What is required:
Copy all lines below exactly as written. Leave pictures out.

Records for this task:
━━━━━━━━━━━━━━━━━━━━

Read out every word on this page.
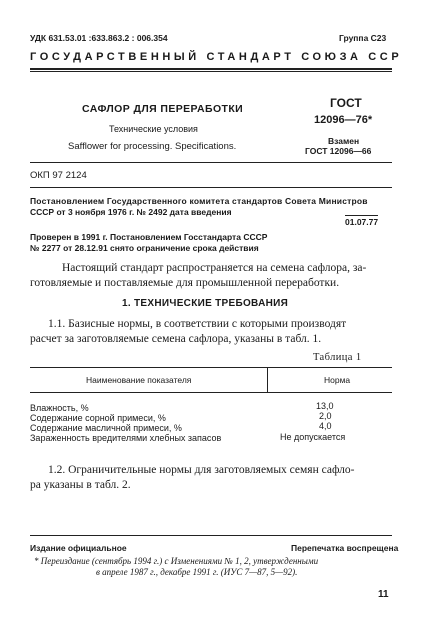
УДК 631.53.01 :633.863.2 : 006.354	Группа С23
ГОСУДАРСТВЕННЫЙ СТАНДАРТ СОЮЗА ССР
САФЛОР ДЛЯ ПЕРЕРАБОТКИ
Технические условия
Safflower for processing. Specifications.
ГОСТ
12096—76*
Взамен
ГОСТ 12096—66
ОКП 97 2124
Постановлением Государственного комитета стандартов Совета Министров
СССР от 3 ноября 1976 г. № 2492 дата введения
01.07.77
Проверен в 1991 г. Постановлением Госстандарта СССР
№ 2277 от 28.12.91 снято ограничение срока действия
Настоящий стандарт распространяется на семена сафлора, за-
готовляемые и поставляемые для промышленной переработки.
1. ТЕХНИЧЕСКИЕ ТРЕБОВАНИЯ
1.1. Базисные нормы, в соответствии с которыми производят
расчет за заготовляемые семена сафлора, указаны в табл. 1.
Таблица 1
Наименование показателя	Норма
Влажность, %	13,0
Содержание сорной примеси, %	2,0
Содержание масличной примеси, %	4,0
Зараженность вредителями хлебных запасов	Не допускается
1.2. Ограничительные нормы для заготовляемых семян сафло-
ра указаны в табл. 2.
Издание официальное	Перепечатка воспрещена
* Переиздание (сентябрь 1994 г.) с Изменениями № 1, 2, утвержденными
в апреле 1987 г., декабре 1991 г. (ИУС 7—87, 5—92).
11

━━━━━━━━━━━━━━━━━━━━

Reply:
Read out every word on this page.
УДК 631.53.01 :633.863.2 : 006.354	Группа С23
ГОСУДАРСТВЕННЫЙ СТАНДАРТ СОЮЗА ССР
САФЛОР ДЛЯ ПЕРЕРАБОТКИ
Технические условия
Safflower for processing. Specifications.
ГОСТ
12096—76*
Взамен
ГОСТ 12096—66
ОКП 97 2124
Постановлением Государственного комитета стандартов Совета Министров
СССР от 3 ноября 1976 г. № 2492 дата введения
01.07.77
Проверен в 1991 г. Постановлением Госстандарта СССР
№ 2277 от 28.12.91 снято ограничение срока действия
Настоящий стандарт распространяется на семена сафлора, за-
готовляемые и поставляемые для промышленной переработки.
1. ТЕХНИЧЕСКИЕ ТРЕБОВАНИЯ
1.1. Базисные нормы, в соответствии с которыми производят
расчет за заготовляемые семена сафлора, указаны в табл. 1.
Таблица 1
Наименование показателя	Норма
Влажность, %	13,0
Содержание сорной примеси, %	2,0
Содержание масличной примеси, %	4,0
Зараженность вредителями хлебных запасов	Не допускается
1.2. Ограничительные нормы для заготовляемых семян сафло-
ра указаны в табл. 2.
Издание официальное	Перепечатка воспрещена
* Переиздание (сентябрь 1994 г.) с Изменениями № 1, 2, утвержденными
в апреле 1987 г., декабре 1991 г. (ИУС 7—87, 5—92).
11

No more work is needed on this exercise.